Saved entries
**********
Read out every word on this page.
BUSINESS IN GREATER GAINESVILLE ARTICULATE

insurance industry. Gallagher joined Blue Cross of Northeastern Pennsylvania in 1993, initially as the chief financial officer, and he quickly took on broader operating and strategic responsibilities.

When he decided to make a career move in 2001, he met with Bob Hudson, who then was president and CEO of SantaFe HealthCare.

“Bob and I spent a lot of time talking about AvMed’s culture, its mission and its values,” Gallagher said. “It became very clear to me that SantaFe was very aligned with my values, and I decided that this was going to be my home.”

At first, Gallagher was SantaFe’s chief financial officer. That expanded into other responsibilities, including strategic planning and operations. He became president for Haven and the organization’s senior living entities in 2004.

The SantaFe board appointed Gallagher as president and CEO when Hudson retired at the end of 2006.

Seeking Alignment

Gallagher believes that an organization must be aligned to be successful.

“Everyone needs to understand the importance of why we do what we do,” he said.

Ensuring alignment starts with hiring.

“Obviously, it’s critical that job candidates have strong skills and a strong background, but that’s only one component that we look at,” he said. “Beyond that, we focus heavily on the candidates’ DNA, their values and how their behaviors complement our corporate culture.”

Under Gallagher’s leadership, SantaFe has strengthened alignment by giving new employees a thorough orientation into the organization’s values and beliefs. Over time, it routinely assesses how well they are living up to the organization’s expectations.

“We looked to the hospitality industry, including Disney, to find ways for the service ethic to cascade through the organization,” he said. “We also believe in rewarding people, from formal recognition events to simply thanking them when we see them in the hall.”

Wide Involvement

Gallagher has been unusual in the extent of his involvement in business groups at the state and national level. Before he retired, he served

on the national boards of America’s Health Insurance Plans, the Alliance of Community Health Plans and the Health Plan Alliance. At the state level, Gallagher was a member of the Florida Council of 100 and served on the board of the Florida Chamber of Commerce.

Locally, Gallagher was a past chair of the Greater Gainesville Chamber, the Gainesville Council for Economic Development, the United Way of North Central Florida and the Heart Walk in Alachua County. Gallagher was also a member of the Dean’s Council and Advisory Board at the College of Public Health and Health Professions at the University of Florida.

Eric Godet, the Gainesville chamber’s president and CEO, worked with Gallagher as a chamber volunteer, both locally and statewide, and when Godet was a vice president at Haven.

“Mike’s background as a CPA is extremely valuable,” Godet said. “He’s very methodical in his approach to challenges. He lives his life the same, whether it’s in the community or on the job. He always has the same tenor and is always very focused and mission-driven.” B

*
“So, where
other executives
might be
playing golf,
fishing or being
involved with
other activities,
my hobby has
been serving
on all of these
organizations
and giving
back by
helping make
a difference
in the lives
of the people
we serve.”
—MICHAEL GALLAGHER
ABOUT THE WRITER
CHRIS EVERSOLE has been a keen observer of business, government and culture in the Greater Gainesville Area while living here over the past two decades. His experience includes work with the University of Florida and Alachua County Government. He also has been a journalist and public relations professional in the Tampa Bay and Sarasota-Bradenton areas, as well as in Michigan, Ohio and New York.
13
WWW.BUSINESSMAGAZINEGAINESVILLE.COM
**********
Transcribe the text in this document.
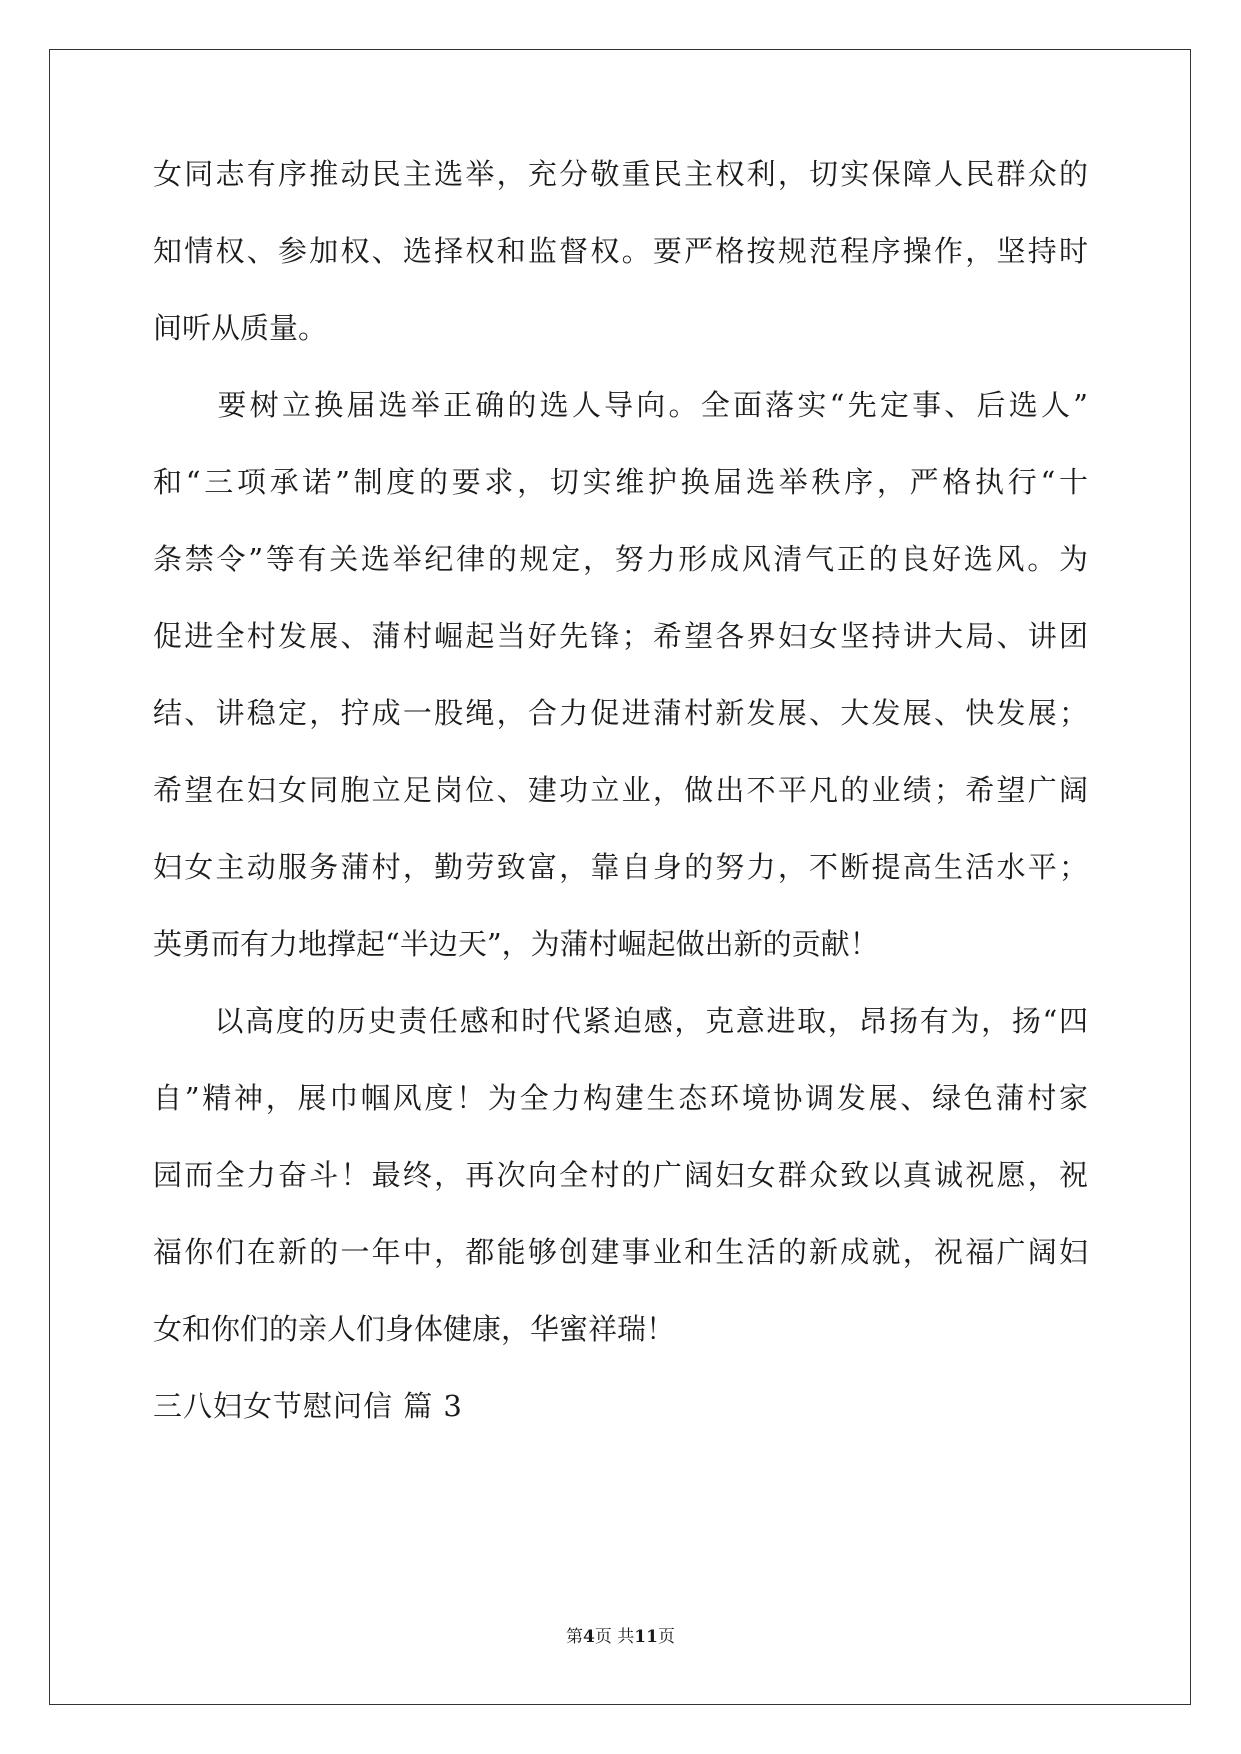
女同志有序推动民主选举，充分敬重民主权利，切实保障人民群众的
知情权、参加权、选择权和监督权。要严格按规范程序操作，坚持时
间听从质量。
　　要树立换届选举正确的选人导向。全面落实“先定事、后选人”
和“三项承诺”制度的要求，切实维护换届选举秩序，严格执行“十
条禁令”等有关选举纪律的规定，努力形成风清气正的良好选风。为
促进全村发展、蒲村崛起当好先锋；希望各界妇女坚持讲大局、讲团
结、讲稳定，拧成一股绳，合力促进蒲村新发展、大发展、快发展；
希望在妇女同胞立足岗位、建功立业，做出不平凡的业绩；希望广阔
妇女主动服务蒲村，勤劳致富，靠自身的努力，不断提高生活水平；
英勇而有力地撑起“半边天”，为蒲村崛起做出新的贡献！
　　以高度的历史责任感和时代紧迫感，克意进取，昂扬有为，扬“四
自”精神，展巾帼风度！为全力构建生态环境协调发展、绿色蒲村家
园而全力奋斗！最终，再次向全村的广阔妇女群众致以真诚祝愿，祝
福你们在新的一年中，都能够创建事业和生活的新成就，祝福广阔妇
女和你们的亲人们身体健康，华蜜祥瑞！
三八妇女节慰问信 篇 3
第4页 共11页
**********
Within the material above, find the lines that contain the word "financial"; copy them.

Solved exercise:
insurance industry. Gallagher joined Blue Cross of Northeastern Pennsylvania in 1993, initially as the chief financial officer, and he quickly took on broader operating and strategic responsibilities.
At first, Gallagher was SantaFe’s chief financial officer. That expanded into other responsibilities, including strategic planning and operations. He became president for Haven and the organization’s senior living entities in 2004.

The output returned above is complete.